Material provided ->
* * * * * * *

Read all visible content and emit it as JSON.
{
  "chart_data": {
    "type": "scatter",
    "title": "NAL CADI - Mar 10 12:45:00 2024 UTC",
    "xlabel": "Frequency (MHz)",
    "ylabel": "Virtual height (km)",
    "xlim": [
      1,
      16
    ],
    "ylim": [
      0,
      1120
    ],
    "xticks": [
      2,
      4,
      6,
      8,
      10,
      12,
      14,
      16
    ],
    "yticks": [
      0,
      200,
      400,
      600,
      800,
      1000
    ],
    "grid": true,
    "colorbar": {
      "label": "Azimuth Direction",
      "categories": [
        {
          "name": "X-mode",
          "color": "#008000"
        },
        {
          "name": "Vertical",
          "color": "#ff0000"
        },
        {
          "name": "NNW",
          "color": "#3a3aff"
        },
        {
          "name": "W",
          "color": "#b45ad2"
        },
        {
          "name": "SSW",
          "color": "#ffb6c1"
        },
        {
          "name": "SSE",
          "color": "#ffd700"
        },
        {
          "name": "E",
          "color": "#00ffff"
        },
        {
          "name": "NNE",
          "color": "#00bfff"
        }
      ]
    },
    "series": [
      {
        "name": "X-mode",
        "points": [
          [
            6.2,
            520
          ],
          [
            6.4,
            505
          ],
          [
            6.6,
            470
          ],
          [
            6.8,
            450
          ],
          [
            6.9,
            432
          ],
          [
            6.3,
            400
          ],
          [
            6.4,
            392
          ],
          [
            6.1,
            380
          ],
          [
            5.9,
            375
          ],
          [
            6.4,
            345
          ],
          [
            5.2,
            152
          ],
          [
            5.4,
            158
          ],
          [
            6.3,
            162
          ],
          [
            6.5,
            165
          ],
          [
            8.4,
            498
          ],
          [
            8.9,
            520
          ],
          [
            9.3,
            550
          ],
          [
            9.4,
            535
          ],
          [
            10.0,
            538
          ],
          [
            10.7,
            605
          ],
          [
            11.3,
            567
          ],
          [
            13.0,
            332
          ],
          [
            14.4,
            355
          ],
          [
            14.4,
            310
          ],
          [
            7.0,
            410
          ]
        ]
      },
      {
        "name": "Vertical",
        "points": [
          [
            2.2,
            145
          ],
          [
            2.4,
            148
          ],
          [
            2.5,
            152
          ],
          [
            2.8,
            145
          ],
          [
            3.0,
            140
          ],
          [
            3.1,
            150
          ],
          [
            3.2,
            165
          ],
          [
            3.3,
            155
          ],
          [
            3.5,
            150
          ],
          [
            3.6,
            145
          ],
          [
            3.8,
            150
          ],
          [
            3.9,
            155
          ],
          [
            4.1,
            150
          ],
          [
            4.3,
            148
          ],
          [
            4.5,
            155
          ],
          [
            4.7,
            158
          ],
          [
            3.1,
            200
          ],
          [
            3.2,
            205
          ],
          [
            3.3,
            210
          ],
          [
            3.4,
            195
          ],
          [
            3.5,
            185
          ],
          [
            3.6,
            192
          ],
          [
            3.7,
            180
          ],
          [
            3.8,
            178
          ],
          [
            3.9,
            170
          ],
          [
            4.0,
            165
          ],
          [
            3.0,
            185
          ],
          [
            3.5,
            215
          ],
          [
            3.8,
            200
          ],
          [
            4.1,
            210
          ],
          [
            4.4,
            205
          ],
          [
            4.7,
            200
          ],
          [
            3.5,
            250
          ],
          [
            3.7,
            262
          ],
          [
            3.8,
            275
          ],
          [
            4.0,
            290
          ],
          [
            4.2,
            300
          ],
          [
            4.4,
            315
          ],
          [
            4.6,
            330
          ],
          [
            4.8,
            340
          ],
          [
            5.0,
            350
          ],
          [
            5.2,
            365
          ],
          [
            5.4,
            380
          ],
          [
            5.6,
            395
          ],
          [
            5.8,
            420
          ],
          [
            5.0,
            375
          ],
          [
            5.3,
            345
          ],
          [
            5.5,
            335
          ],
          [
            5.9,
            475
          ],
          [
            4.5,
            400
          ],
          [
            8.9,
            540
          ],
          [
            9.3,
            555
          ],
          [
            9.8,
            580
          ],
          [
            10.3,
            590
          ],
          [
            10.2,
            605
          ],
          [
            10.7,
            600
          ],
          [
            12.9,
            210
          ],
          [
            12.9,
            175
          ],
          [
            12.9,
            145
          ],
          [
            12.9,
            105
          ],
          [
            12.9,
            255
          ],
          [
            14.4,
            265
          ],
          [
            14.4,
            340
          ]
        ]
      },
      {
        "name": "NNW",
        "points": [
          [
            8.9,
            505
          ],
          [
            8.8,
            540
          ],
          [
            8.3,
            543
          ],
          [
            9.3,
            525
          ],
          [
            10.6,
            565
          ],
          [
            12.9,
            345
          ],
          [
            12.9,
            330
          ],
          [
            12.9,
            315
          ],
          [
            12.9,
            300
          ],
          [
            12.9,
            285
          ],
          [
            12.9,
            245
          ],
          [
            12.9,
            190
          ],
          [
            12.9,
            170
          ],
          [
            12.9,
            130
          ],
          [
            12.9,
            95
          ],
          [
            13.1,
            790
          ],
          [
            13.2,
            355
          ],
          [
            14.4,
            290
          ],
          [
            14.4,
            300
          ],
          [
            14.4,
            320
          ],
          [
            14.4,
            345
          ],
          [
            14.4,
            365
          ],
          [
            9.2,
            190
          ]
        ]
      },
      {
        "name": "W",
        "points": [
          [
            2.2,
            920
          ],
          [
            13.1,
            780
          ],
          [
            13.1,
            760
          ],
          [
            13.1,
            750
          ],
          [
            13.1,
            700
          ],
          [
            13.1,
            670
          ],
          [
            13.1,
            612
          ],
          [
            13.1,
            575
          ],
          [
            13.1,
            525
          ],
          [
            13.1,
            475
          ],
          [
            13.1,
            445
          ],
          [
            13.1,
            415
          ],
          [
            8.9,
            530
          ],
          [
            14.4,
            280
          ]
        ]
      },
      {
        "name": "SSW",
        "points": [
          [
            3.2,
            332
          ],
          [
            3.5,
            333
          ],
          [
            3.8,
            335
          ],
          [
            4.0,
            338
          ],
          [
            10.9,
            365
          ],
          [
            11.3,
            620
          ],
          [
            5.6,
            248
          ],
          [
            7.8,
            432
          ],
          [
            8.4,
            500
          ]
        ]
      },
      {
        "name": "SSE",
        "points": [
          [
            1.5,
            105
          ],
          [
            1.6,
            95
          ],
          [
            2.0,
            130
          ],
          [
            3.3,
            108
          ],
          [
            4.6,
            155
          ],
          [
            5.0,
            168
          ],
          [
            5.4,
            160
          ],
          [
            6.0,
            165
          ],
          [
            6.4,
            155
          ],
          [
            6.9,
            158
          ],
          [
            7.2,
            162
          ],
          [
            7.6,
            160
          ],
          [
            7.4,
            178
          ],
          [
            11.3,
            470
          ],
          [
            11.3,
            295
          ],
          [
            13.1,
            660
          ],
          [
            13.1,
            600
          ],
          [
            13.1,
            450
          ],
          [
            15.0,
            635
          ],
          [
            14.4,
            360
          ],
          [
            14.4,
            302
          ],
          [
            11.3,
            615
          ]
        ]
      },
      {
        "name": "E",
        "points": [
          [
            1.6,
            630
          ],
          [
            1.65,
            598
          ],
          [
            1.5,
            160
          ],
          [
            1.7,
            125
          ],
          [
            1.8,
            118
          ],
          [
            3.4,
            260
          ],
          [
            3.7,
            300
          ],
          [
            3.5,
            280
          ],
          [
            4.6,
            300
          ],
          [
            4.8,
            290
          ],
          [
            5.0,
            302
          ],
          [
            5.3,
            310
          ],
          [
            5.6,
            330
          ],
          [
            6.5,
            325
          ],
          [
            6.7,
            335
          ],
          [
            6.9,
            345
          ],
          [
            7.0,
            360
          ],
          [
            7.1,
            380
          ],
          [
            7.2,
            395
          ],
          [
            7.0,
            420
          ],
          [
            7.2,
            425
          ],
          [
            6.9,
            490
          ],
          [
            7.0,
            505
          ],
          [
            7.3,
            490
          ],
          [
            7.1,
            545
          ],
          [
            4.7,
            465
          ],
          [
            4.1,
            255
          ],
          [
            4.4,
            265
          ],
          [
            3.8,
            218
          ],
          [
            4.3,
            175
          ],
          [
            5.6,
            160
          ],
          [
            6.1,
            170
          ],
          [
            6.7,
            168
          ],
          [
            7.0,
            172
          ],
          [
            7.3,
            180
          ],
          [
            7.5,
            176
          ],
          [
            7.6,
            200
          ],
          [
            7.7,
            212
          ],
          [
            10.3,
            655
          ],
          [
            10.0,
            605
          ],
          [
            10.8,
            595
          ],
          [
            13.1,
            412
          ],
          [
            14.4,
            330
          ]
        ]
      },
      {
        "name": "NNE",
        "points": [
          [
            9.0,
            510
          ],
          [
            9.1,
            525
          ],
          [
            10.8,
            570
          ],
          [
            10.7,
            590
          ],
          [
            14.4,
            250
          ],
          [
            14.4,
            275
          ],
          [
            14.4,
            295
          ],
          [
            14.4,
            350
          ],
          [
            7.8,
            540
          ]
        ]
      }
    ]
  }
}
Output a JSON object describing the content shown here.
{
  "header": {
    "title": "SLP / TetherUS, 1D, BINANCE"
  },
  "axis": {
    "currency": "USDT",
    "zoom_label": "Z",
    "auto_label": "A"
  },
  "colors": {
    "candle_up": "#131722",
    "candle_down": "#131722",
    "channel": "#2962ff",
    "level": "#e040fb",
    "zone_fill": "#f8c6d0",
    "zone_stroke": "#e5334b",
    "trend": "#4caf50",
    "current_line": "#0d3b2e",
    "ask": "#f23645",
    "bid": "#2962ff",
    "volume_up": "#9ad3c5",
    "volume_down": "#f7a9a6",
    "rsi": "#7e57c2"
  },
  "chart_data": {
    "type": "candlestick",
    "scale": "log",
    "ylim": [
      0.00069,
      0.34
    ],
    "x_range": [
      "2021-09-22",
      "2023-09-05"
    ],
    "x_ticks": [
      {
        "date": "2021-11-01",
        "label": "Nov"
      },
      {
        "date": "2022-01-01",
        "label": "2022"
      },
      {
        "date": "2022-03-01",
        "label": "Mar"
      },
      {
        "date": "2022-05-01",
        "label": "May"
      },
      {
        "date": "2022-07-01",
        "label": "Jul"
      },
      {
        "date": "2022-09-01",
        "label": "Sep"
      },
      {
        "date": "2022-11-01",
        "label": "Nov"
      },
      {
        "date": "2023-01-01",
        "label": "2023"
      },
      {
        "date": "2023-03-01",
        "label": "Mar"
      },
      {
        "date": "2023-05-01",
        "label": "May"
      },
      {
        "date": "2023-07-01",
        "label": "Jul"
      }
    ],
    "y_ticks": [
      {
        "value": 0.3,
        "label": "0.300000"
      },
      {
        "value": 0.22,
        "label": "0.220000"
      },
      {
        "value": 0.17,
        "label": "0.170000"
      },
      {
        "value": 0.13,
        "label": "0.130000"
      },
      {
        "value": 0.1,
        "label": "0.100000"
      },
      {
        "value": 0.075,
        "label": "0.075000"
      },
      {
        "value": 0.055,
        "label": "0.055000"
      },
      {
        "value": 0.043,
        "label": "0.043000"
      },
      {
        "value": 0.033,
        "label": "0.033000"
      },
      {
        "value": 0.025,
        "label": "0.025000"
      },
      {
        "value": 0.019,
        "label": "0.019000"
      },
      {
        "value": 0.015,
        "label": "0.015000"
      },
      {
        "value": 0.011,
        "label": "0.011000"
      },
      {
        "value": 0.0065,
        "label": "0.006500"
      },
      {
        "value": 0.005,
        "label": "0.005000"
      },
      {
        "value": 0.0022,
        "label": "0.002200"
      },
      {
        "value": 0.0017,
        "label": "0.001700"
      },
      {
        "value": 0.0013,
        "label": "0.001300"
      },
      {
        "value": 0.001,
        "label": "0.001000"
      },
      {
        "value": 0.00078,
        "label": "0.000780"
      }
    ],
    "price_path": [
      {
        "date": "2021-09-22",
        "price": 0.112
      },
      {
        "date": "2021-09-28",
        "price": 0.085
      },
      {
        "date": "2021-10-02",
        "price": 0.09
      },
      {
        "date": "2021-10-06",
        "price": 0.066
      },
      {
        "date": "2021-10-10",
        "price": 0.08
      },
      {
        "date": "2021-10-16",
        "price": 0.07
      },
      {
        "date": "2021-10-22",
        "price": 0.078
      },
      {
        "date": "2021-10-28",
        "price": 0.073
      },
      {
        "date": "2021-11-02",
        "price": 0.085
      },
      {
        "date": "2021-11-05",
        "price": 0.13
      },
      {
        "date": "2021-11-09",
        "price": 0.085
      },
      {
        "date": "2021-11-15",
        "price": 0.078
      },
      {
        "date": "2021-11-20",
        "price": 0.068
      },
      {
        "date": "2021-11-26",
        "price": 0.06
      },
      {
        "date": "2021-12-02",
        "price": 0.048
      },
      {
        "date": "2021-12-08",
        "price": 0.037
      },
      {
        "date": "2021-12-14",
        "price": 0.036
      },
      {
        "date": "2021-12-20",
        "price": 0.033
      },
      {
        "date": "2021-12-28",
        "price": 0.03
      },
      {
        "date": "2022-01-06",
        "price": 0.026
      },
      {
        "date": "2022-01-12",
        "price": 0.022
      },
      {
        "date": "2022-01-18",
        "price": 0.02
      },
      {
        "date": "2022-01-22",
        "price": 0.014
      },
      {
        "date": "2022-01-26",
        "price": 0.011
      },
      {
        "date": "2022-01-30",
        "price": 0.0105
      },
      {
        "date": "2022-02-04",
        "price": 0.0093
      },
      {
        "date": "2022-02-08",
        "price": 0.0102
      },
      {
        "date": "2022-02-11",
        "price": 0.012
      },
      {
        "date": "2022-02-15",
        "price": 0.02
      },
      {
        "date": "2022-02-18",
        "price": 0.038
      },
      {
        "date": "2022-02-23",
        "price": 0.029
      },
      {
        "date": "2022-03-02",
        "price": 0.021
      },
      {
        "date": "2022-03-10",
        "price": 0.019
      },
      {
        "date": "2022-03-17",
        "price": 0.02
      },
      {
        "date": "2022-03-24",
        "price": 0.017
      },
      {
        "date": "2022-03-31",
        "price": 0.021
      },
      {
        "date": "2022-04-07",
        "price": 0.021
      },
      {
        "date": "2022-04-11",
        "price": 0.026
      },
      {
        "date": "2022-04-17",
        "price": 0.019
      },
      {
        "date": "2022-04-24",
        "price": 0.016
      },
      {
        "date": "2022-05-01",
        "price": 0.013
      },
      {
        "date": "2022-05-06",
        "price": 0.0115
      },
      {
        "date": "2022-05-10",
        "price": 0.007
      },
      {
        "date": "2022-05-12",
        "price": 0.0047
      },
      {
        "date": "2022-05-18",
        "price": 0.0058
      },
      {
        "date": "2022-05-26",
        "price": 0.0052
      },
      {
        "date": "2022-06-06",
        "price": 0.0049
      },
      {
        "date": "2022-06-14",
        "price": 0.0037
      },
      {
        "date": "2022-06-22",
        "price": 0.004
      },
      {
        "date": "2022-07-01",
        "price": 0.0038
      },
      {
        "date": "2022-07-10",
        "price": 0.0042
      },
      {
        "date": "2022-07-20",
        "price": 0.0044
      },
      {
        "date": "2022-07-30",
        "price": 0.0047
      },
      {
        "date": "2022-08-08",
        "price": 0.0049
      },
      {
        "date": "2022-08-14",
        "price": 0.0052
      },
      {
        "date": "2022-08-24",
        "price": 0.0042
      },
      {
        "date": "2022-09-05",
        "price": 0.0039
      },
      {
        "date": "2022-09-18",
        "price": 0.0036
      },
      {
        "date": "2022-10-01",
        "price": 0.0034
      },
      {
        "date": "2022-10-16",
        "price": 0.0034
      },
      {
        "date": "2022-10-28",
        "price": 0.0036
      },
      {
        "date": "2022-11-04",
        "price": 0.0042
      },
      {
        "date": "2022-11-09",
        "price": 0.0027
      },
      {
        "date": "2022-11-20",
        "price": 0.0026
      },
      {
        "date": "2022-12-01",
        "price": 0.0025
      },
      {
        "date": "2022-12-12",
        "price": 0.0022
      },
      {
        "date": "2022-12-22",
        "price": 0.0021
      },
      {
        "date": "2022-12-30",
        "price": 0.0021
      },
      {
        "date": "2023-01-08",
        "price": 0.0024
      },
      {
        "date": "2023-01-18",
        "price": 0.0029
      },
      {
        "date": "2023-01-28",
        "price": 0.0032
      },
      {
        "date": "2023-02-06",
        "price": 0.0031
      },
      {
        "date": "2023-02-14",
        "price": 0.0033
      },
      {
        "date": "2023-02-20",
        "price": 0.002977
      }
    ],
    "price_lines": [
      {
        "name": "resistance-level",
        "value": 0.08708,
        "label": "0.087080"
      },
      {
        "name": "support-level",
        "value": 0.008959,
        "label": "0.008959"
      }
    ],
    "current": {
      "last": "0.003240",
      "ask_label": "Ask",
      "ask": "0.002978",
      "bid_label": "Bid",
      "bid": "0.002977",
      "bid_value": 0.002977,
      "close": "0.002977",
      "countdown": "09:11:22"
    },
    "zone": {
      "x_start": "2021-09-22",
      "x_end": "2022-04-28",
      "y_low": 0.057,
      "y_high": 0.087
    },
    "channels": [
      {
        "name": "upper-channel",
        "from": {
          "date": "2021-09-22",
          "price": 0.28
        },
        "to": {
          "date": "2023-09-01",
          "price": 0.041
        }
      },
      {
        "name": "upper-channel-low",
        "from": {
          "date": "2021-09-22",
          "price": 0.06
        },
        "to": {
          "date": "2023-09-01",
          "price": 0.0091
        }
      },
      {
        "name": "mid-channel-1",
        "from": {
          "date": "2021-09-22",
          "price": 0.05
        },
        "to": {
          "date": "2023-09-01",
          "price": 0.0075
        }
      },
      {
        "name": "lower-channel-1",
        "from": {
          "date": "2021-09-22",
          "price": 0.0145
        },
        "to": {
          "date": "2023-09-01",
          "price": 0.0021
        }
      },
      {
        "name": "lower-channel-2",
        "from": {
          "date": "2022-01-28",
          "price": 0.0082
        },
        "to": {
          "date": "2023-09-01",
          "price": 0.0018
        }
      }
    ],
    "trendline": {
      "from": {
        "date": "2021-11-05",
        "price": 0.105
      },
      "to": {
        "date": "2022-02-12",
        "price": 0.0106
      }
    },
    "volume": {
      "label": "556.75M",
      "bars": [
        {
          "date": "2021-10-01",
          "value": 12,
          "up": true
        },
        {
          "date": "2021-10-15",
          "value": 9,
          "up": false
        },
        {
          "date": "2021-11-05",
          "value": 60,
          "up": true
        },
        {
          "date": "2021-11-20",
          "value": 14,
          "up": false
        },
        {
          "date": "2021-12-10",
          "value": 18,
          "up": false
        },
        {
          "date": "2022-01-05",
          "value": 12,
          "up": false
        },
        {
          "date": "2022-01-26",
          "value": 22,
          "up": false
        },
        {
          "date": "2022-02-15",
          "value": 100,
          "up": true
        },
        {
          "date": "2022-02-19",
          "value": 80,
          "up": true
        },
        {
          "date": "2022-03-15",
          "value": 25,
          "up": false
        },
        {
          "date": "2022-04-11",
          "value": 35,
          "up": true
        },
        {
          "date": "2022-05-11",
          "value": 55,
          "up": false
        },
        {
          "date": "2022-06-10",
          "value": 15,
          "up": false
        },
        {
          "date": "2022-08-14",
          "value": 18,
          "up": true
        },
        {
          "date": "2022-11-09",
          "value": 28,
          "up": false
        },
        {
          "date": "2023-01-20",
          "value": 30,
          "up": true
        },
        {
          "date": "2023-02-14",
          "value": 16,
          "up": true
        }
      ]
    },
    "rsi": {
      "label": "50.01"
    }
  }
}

* * * * * * *

Filter the entries down to the lines with the word "level" in them.

Answer for the task ->
    "level": "#e040fb",
        "name": "resistance-level",
        "name": "support-level",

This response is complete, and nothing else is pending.